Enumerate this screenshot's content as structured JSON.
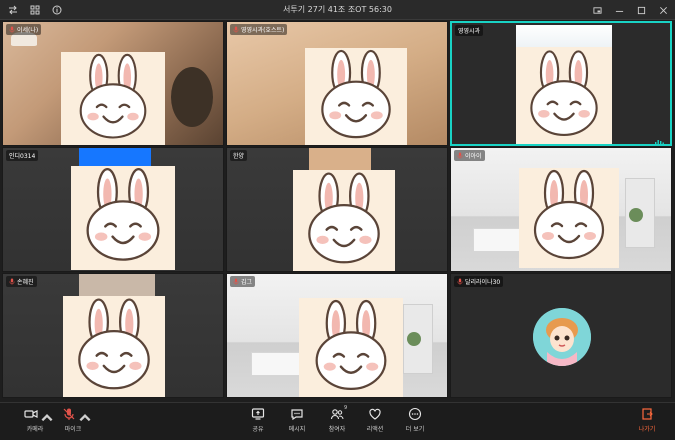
{
  "window": {
    "title": "서투기 27기 41조 조OT 56:30"
  },
  "tiles": [
    {
      "name": "이세(나)"
    },
    {
      "name": "영영시과(호스트)"
    },
    {
      "name": "영영시과"
    },
    {
      "name": "인디0314"
    },
    {
      "name": "한양"
    },
    {
      "name": "이아이"
    },
    {
      "name": "손혜진"
    },
    {
      "name": "김그"
    },
    {
      "name": "달리라이나30"
    }
  ],
  "toolbar": {
    "camera_label": "카메라",
    "mic_label": "마이크",
    "share_label": "공유",
    "message_label": "메시지",
    "participants_label": "참여자",
    "participants_count": "9",
    "reactions_label": "리액션",
    "more_label": "더 보기",
    "exit_label": "나가기"
  },
  "colors": {
    "speaking_border": "#19d3c5",
    "exit": "#ff6a3d",
    "muted_mic": "#e0524a"
  },
  "icons": {
    "title_left": [
      "swap-icon",
      "grid-icon",
      "info-icon"
    ],
    "window_controls": [
      "pip-icon",
      "minimize-icon",
      "maximize-icon",
      "close-icon"
    ]
  }
}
------------------------------------------------------------------------
■ INSTRUCTION:
Copy the material above exactly and drop the pictures.

■ EXERCISE RESULT:
Enumerate this screenshot's content as structured JSON.
{
  "window": {
    "title": "서투기 27기 41조 조OT 56:30"
  },
  "tiles": [
    {
      "name": "이세(나)"
    },
    {
      "name": "영영시과(호스트)"
    },
    {
      "name": "영영시과"
    },
    {
      "name": "인디0314"
    },
    {
      "name": "한양"
    },
    {
      "name": "이아이"
    },
    {
      "name": "손혜진"
    },
    {
      "name": "김그"
    },
    {
      "name": "달리라이나30"
    }
  ],
  "toolbar": {
    "camera_label": "카메라",
    "mic_label": "마이크",
    "share_label": "공유",
    "message_label": "메시지",
    "participants_label": "참여자",
    "participants_count": "9",
    "reactions_label": "리액션",
    "more_label": "더 보기",
    "exit_label": "나가기"
  },
  "colors": {
    "speaking_border": "#19d3c5",
    "exit": "#ff6a3d",
    "muted_mic": "#e0524a"
  },
  "icons": {
    "title_left": [
      "swap-icon",
      "grid-icon",
      "info-icon"
    ],
    "window_controls": [
      "pip-icon",
      "minimize-icon",
      "maximize-icon",
      "close-icon"
    ]
  }
}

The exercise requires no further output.